◆ **Task to carry out**
Reproduce each line exactly, including spacing and punctuation.

◆ **Extracted information**
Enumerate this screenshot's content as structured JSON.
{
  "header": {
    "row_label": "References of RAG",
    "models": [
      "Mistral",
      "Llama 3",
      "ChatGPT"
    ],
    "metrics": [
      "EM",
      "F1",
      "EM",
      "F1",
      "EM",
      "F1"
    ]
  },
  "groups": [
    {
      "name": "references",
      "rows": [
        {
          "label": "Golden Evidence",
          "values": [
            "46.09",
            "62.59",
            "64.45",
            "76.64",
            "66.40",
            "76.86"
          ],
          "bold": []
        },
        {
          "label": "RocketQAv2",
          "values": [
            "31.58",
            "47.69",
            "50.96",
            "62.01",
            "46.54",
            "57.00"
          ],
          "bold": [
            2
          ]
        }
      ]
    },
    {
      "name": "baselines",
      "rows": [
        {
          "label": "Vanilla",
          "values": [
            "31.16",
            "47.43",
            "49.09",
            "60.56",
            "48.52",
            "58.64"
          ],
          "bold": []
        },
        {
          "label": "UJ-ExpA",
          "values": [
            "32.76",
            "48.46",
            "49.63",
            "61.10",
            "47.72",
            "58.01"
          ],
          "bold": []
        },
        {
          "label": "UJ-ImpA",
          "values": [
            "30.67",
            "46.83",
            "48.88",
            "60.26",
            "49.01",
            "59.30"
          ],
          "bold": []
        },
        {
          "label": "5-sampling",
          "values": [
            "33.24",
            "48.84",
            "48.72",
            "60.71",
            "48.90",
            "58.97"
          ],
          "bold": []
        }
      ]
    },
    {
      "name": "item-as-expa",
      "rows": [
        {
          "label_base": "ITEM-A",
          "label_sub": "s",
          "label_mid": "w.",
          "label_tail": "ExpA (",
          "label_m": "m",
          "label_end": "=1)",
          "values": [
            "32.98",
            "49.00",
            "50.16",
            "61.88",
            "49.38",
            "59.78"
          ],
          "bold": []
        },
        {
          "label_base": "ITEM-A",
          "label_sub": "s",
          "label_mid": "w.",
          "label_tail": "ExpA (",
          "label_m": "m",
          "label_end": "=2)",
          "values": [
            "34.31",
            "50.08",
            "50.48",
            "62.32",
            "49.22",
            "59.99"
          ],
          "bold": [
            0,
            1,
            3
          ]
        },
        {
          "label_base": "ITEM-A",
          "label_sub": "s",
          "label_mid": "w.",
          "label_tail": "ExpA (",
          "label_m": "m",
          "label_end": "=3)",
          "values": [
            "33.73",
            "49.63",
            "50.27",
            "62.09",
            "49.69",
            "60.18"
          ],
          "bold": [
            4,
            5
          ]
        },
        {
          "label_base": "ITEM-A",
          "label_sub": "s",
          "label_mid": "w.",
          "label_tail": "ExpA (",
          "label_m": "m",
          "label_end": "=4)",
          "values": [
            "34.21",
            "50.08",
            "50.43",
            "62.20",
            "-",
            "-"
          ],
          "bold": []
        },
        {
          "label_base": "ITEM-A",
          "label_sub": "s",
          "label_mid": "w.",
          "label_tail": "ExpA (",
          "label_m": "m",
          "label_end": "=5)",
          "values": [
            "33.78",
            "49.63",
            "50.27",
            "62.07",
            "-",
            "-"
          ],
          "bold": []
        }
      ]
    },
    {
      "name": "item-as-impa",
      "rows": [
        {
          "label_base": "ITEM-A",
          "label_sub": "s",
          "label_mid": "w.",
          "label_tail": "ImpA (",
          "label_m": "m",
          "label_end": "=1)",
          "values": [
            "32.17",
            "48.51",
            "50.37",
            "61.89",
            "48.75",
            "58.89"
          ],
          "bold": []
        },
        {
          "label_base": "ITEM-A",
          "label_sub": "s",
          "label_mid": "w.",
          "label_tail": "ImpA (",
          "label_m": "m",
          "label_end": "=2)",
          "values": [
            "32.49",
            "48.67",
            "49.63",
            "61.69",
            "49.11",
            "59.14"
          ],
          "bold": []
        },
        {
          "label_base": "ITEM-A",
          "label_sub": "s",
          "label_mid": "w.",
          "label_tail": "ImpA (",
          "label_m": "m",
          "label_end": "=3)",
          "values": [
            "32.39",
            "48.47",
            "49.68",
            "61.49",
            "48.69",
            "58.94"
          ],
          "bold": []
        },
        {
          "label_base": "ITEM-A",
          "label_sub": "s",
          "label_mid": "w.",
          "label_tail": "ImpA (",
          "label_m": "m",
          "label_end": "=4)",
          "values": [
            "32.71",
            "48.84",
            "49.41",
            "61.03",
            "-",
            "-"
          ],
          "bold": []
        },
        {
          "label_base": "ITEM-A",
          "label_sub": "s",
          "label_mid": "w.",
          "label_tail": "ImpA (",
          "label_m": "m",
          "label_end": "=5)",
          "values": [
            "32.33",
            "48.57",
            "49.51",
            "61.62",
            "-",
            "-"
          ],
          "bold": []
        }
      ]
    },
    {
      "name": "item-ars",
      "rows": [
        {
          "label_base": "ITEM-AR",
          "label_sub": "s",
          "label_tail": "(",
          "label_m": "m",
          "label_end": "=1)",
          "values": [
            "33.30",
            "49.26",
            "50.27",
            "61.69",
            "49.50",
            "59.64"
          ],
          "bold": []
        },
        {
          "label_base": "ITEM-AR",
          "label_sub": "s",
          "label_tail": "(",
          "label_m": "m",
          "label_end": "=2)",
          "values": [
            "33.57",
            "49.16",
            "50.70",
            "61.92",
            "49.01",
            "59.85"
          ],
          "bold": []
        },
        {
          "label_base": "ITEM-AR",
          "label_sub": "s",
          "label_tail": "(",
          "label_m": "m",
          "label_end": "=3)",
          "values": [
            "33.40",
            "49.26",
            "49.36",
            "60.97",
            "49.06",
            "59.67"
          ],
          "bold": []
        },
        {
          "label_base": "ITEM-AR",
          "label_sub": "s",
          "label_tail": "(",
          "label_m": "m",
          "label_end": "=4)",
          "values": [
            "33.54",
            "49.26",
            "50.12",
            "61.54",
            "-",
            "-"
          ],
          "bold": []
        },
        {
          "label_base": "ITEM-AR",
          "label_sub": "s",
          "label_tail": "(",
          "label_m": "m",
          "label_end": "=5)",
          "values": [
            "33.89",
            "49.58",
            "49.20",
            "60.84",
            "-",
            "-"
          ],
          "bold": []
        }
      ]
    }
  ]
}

◆ **Full response**
Enumerate this screenshot's content as structured JSON.
{
  "header": {
    "row_label": "References of RAG",
    "models": [
      "Mistral",
      "Llama 3",
      "ChatGPT"
    ],
    "metrics": [
      "EM",
      "F1",
      "EM",
      "F1",
      "EM",
      "F1"
    ]
  },
  "groups": [
    {
      "name": "references",
      "rows": [
        {
          "label": "Golden Evidence",
          "values": [
            "46.09",
            "62.59",
            "64.45",
            "76.64",
            "66.40",
            "76.86"
          ],
          "bold": []
        },
        {
          "label": "RocketQAv2",
          "values": [
            "31.58",
            "47.69",
            "50.96",
            "62.01",
            "46.54",
            "57.00"
          ],
          "bold": [
            2
          ]
        }
      ]
    },
    {
      "name": "baselines",
      "rows": [
        {
          "label": "Vanilla",
          "values": [
            "31.16",
            "47.43",
            "49.09",
            "60.56",
            "48.52",
            "58.64"
          ],
          "bold": []
        },
        {
          "label": "UJ-ExpA",
          "values": [
            "32.76",
            "48.46",
            "49.63",
            "61.10",
            "47.72",
            "58.01"
          ],
          "bold": []
        },
        {
          "label": "UJ-ImpA",
          "values": [
            "30.67",
            "46.83",
            "48.88",
            "60.26",
            "49.01",
            "59.30"
          ],
          "bold": []
        },
        {
          "label": "5-sampling",
          "values": [
            "33.24",
            "48.84",
            "48.72",
            "60.71",
            "48.90",
            "58.97"
          ],
          "bold": []
        }
      ]
    },
    {
      "name": "item-as-expa",
      "rows": [
        {
          "label_base": "ITEM-A",
          "label_sub": "s",
          "label_mid": "w.",
          "label_tail": "ExpA (",
          "label_m": "m",
          "label_end": "=1)",
          "values": [
            "32.98",
            "49.00",
            "50.16",
            "61.88",
            "49.38",
            "59.78"
          ],
          "bold": []
        },
        {
          "label_base": "ITEM-A",
          "label_sub": "s",
          "label_mid": "w.",
          "label_tail": "ExpA (",
          "label_m": "m",
          "label_end": "=2)",
          "values": [
            "34.31",
            "50.08",
            "50.48",
            "62.32",
            "49.22",
            "59.99"
          ],
          "bold": [
            0,
            1,
            3
          ]
        },
        {
          "label_base": "ITEM-A",
          "label_sub": "s",
          "label_mid": "w.",
          "label_tail": "ExpA (",
          "label_m": "m",
          "label_end": "=3)",
          "values": [
            "33.73",
            "49.63",
            "50.27",
            "62.09",
            "49.69",
            "60.18"
          ],
          "bold": [
            4,
            5
          ]
        },
        {
          "label_base": "ITEM-A",
          "label_sub": "s",
          "label_mid": "w.",
          "label_tail": "ExpA (",
          "label_m": "m",
          "label_end": "=4)",
          "values": [
            "34.21",
            "50.08",
            "50.43",
            "62.20",
            "-",
            "-"
          ],
          "bold": []
        },
        {
          "label_base": "ITEM-A",
          "label_sub": "s",
          "label_mid": "w.",
          "label_tail": "ExpA (",
          "label_m": "m",
          "label_end": "=5)",
          "values": [
            "33.78",
            "49.63",
            "50.27",
            "62.07",
            "-",
            "-"
          ],
          "bold": []
        }
      ]
    },
    {
      "name": "item-as-impa",
      "rows": [
        {
          "label_base": "ITEM-A",
          "label_sub": "s",
          "label_mid": "w.",
          "label_tail": "ImpA (",
          "label_m": "m",
          "label_end": "=1)",
          "values": [
            "32.17",
            "48.51",
            "50.37",
            "61.89",
            "48.75",
            "58.89"
          ],
          "bold": []
        },
        {
          "label_base": "ITEM-A",
          "label_sub": "s",
          "label_mid": "w.",
          "label_tail": "ImpA (",
          "label_m": "m",
          "label_end": "=2)",
          "values": [
            "32.49",
            "48.67",
            "49.63",
            "61.69",
            "49.11",
            "59.14"
          ],
          "bold": []
        },
        {
          "label_base": "ITEM-A",
          "label_sub": "s",
          "label_mid": "w.",
          "label_tail": "ImpA (",
          "label_m": "m",
          "label_end": "=3)",
          "values": [
            "32.39",
            "48.47",
            "49.68",
            "61.49",
            "48.69",
            "58.94"
          ],
          "bold": []
        },
        {
          "label_base": "ITEM-A",
          "label_sub": "s",
          "label_mid": "w.",
          "label_tail": "ImpA (",
          "label_m": "m",
          "label_end": "=4)",
          "values": [
            "32.71",
            "48.84",
            "49.41",
            "61.03",
            "-",
            "-"
          ],
          "bold": []
        },
        {
          "label_base": "ITEM-A",
          "label_sub": "s",
          "label_mid": "w.",
          "label_tail": "ImpA (",
          "label_m": "m",
          "label_end": "=5)",
          "values": [
            "32.33",
            "48.57",
            "49.51",
            "61.62",
            "-",
            "-"
          ],
          "bold": []
        }
      ]
    },
    {
      "name": "item-ars",
      "rows": [
        {
          "label_base": "ITEM-AR",
          "label_sub": "s",
          "label_tail": "(",
          "label_m": "m",
          "label_end": "=1)",
          "values": [
            "33.30",
            "49.26",
            "50.27",
            "61.69",
            "49.50",
            "59.64"
          ],
          "bold": []
        },
        {
          "label_base": "ITEM-AR",
          "label_sub": "s",
          "label_tail": "(",
          "label_m": "m",
          "label_end": "=2)",
          "values": [
            "33.57",
            "49.16",
            "50.70",
            "61.92",
            "49.01",
            "59.85"
          ],
          "bold": []
        },
        {
          "label_base": "ITEM-AR",
          "label_sub": "s",
          "label_tail": "(",
          "label_m": "m",
          "label_end": "=3)",
          "values": [
            "33.40",
            "49.26",
            "49.36",
            "60.97",
            "49.06",
            "59.67"
          ],
          "bold": []
        },
        {
          "label_base": "ITEM-AR",
          "label_sub": "s",
          "label_tail": "(",
          "label_m": "m",
          "label_end": "=4)",
          "values": [
            "33.54",
            "49.26",
            "50.12",
            "61.54",
            "-",
            "-"
          ],
          "bold": []
        },
        {
          "label_base": "ITEM-AR",
          "label_sub": "s",
          "label_tail": "(",
          "label_m": "m",
          "label_end": "=5)",
          "values": [
            "33.89",
            "49.58",
            "49.20",
            "60.84",
            "-",
            "-"
          ],
          "bold": []
        }
      ]
    }
  ]
}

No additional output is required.